## Begin GIVEN DATA

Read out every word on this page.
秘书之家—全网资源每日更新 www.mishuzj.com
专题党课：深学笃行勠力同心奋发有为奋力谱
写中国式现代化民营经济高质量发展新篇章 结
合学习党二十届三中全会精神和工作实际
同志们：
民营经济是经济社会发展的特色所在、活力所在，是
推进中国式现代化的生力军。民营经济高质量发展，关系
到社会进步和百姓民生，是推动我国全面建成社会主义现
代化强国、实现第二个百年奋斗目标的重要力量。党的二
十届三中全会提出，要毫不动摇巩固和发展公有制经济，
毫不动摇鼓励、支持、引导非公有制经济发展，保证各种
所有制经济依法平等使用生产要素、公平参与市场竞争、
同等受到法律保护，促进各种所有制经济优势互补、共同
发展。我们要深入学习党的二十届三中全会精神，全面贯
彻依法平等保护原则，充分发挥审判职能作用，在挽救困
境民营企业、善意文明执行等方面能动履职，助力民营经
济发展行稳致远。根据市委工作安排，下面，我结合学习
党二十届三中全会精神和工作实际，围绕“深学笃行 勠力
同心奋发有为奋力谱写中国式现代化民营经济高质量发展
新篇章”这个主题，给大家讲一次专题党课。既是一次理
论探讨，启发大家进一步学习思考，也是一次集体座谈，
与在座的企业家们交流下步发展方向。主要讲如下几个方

## End GIVEN DATA

## WHAT YOU ARE ASKED TO DO
Reproduce the listing above verbatim, from first line to last.

## TASK SOLUTION
Read out every word on this page.
秘书之家—全网资源每日更新 www.mishuzj.com
专题党课：深学笃行勠力同心奋发有为奋力谱
写中国式现代化民营经济高质量发展新篇章 结
合学习党二十届三中全会精神和工作实际
同志们：
民营经济是经济社会发展的特色所在、活力所在，是
推进中国式现代化的生力军。民营经济高质量发展，关系
到社会进步和百姓民生，是推动我国全面建成社会主义现
代化强国、实现第二个百年奋斗目标的重要力量。党的二
十届三中全会提出，要毫不动摇巩固和发展公有制经济，
毫不动摇鼓励、支持、引导非公有制经济发展，保证各种
所有制经济依法平等使用生产要素、公平参与市场竞争、
同等受到法律保护，促进各种所有制经济优势互补、共同
发展。我们要深入学习党的二十届三中全会精神，全面贯
彻依法平等保护原则，充分发挥审判职能作用，在挽救困
境民营企业、善意文明执行等方面能动履职，助力民营经
济发展行稳致远。根据市委工作安排，下面，我结合学习
党二十届三中全会精神和工作实际，围绕“深学笃行 勠力
同心奋发有为奋力谱写中国式现代化民营经济高质量发展
新篇章”这个主题，给大家讲一次专题党课。既是一次理
论探讨，启发大家进一步学习思考，也是一次集体座谈，
与在座的企业家们交流下步发展方向。主要讲如下几个方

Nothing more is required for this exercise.